Work to complete ->
Check each line of the material below for "Referral", then copy the ones that contain it.

Records to use ->
********
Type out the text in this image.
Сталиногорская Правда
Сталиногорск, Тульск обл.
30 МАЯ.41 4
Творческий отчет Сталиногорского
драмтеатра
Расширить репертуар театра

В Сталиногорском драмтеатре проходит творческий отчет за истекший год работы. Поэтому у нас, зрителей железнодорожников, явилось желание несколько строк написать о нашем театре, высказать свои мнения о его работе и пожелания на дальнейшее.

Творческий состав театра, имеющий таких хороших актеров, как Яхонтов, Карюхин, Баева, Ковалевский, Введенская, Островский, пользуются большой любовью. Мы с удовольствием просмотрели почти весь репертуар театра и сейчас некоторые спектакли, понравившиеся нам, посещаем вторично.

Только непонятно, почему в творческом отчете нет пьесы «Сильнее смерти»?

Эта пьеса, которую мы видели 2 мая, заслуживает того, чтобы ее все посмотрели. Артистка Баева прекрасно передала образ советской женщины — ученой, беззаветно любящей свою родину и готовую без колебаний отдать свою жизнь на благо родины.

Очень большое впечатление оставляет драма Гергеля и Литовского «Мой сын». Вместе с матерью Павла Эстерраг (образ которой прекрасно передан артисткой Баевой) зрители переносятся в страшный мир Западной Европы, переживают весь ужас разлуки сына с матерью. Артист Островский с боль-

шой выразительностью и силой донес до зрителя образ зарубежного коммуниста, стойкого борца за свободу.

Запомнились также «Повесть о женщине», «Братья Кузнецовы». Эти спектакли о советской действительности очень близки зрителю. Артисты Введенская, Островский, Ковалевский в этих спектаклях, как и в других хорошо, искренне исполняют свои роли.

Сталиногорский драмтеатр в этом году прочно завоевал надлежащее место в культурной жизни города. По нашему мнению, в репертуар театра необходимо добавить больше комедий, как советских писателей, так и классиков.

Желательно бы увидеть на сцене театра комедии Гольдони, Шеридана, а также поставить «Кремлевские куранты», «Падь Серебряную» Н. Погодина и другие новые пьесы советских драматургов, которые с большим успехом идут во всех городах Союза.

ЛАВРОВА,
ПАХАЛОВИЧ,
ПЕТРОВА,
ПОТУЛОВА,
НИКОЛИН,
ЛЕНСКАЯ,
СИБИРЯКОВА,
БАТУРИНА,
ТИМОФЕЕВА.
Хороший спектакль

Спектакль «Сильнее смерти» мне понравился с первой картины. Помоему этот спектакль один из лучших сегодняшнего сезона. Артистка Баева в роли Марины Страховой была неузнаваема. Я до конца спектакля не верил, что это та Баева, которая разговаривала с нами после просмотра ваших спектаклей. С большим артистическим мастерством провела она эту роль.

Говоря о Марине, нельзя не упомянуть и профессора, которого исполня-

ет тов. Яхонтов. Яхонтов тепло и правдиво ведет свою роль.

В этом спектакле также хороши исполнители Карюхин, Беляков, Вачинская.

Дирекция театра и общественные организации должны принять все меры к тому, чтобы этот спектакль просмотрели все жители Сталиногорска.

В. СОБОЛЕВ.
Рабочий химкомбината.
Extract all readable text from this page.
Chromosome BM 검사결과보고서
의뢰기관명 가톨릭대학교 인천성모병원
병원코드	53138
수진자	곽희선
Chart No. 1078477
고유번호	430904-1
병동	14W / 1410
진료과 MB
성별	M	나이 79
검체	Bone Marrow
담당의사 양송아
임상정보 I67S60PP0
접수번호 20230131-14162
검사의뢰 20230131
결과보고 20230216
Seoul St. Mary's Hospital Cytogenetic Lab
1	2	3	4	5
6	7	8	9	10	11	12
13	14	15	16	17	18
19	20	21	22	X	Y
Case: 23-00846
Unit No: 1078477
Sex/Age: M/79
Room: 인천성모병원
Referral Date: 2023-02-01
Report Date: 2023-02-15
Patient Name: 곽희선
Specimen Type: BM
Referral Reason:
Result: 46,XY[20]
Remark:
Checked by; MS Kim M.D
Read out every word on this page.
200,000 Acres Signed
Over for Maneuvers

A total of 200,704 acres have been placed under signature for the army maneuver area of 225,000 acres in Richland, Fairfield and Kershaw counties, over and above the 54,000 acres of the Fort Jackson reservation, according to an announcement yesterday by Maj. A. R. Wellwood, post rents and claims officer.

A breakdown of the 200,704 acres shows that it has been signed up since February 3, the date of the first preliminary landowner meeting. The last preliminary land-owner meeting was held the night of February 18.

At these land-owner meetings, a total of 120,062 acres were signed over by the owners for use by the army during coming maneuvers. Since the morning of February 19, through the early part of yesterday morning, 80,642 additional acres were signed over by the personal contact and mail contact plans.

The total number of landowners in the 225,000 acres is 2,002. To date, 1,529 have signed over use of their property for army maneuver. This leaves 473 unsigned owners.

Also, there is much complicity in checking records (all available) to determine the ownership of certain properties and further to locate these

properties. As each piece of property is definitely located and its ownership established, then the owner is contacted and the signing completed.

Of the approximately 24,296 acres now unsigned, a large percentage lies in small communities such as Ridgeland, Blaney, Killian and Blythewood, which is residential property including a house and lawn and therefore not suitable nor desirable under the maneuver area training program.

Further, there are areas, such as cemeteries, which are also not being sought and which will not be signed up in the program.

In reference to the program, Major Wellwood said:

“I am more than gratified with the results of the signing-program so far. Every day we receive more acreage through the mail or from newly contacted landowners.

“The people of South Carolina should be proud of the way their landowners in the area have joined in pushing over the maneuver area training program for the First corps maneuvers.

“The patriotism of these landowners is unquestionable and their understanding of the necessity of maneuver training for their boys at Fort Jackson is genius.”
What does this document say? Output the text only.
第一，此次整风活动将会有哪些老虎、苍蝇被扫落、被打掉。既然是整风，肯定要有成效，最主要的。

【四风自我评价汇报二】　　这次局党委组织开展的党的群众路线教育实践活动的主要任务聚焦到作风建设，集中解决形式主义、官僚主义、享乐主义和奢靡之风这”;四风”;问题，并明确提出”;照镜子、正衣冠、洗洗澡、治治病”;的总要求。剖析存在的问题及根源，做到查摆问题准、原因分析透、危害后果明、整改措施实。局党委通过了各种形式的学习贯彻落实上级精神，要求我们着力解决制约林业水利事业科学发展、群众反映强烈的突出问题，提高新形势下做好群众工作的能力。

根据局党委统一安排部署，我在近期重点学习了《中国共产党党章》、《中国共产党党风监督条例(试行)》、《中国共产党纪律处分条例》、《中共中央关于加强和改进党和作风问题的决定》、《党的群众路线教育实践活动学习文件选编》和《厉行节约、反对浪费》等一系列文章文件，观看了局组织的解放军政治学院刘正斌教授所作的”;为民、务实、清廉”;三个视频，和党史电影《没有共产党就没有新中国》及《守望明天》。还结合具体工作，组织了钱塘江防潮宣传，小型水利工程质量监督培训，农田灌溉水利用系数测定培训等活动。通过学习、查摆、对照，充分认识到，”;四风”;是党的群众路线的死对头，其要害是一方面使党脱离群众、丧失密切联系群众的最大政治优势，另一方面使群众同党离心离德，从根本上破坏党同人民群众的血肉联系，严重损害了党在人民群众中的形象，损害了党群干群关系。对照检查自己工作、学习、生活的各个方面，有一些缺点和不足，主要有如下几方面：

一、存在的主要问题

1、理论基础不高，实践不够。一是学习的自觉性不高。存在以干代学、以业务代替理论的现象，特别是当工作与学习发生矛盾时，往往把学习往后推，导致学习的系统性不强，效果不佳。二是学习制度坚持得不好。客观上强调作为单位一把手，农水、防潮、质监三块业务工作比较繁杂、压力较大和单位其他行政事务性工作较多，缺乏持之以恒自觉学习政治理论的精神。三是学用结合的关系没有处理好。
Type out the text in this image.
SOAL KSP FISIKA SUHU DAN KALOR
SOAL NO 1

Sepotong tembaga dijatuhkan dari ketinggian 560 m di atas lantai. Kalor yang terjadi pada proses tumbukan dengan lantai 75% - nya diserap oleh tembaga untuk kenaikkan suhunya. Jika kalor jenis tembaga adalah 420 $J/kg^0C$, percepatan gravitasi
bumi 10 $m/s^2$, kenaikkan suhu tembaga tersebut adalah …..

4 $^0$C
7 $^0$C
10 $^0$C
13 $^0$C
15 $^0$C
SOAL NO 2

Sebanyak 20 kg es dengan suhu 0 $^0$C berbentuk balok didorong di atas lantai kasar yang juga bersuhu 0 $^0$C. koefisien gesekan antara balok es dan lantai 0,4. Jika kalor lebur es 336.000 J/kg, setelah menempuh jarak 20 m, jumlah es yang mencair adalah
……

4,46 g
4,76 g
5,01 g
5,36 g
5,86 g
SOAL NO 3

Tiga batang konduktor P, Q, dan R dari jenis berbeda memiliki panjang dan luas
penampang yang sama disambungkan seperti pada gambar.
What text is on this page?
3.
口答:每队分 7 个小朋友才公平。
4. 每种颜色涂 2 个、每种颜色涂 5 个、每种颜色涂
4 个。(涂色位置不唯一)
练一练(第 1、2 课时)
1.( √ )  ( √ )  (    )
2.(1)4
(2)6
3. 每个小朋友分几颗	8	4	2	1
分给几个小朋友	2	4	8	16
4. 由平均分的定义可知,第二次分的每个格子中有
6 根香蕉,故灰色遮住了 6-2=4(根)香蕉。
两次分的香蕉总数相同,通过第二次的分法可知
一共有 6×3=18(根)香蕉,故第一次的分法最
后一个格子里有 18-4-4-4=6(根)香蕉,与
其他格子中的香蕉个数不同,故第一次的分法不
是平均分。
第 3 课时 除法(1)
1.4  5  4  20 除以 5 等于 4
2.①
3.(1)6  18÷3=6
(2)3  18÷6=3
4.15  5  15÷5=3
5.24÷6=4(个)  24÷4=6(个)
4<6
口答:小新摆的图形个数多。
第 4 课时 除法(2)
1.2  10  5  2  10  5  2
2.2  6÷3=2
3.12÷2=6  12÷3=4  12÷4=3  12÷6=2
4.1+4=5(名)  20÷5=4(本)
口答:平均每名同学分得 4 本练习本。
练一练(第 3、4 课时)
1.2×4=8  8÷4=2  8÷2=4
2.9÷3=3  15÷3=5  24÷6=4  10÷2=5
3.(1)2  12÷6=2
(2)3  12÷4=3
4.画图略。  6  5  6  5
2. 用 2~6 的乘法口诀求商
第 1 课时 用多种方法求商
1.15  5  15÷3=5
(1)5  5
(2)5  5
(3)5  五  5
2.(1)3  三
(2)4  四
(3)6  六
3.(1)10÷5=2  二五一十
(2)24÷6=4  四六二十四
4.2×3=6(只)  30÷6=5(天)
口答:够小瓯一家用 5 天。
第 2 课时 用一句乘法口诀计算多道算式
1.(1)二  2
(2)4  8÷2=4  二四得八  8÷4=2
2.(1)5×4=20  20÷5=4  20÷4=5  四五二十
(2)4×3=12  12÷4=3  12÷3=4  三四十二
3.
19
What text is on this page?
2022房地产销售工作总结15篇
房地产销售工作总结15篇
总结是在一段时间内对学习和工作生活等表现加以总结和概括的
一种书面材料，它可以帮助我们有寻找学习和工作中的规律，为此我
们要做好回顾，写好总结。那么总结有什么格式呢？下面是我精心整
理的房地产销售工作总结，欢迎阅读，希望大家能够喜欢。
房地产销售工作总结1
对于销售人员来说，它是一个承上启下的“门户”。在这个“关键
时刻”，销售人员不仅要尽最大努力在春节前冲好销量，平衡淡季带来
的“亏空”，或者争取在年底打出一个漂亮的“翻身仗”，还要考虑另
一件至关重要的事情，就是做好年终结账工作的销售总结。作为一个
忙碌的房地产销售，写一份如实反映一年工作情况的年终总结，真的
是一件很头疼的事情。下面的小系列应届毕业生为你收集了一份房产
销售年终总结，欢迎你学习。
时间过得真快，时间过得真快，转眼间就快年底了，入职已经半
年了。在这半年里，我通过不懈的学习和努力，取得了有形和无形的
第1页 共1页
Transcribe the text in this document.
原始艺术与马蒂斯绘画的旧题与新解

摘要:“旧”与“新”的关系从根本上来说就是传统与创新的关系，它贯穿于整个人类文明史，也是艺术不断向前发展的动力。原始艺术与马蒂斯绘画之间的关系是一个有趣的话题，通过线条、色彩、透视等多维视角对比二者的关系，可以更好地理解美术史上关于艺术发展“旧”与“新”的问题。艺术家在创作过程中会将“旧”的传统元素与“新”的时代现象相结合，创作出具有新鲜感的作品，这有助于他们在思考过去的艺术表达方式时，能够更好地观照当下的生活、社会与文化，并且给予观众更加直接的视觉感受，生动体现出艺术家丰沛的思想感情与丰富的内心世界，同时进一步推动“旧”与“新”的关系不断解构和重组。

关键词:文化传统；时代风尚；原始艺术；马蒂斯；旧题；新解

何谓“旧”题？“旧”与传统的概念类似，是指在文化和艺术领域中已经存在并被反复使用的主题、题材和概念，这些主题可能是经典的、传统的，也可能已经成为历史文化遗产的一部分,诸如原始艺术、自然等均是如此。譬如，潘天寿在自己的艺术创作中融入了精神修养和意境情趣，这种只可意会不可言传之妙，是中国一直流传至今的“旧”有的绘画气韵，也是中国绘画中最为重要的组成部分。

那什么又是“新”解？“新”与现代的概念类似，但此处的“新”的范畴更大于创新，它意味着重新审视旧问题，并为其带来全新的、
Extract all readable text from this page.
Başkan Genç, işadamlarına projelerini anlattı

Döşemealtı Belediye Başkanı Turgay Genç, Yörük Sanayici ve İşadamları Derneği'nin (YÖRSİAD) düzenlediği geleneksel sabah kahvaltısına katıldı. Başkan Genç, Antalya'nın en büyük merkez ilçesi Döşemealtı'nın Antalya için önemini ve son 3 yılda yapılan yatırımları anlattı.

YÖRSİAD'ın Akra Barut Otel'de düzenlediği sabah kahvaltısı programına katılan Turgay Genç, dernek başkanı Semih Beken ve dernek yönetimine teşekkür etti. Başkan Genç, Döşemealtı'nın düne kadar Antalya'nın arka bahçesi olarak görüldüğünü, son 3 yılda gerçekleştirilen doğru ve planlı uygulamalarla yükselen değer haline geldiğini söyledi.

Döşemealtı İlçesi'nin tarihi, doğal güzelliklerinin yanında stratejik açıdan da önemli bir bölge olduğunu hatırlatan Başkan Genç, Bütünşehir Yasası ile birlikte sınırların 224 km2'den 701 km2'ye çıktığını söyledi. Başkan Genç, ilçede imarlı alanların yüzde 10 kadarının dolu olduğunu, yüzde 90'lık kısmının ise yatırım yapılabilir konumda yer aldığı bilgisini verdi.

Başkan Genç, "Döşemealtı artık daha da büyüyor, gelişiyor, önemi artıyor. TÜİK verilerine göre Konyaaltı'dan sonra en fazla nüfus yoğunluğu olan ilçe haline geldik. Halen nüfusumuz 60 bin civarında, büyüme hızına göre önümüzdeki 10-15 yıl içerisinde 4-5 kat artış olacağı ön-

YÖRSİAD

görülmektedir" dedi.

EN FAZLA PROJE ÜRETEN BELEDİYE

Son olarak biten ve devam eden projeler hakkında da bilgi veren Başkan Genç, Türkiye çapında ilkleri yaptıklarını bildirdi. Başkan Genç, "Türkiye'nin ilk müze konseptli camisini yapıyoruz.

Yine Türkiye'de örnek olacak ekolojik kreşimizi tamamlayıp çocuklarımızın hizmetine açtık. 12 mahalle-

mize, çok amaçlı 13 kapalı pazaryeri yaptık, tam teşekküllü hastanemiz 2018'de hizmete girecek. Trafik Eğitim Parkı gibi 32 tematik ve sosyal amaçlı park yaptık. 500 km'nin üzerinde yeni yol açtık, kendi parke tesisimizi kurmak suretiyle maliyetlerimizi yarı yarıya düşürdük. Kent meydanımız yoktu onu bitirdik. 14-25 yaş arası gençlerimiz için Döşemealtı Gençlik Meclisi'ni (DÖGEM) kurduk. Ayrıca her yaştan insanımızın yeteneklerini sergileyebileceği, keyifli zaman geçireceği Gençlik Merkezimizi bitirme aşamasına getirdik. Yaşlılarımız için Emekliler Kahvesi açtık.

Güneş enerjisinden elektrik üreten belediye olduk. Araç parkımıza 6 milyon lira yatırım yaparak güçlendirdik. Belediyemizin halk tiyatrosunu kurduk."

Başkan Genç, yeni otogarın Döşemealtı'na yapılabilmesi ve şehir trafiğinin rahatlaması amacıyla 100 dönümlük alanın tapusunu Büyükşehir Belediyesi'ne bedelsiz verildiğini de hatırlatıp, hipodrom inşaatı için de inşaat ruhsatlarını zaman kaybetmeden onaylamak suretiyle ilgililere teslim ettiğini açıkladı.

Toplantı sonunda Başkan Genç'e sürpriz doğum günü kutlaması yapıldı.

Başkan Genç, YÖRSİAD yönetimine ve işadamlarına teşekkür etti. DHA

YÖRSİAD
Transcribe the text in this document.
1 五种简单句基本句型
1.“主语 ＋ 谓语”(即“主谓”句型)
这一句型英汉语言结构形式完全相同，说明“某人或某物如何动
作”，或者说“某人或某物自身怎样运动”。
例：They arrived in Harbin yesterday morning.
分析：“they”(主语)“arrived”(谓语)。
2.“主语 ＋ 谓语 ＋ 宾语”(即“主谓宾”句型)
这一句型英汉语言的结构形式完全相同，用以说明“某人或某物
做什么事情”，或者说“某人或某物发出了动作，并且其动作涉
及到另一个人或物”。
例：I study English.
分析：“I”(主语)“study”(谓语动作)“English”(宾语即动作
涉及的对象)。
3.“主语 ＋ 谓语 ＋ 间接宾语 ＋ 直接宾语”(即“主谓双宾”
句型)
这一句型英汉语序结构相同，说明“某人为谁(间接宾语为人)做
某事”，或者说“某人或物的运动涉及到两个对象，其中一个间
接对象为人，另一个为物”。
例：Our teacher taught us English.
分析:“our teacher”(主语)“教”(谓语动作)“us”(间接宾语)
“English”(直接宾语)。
********
Expected answer ->
Referral Date: 2023-02-01
Referral Reason:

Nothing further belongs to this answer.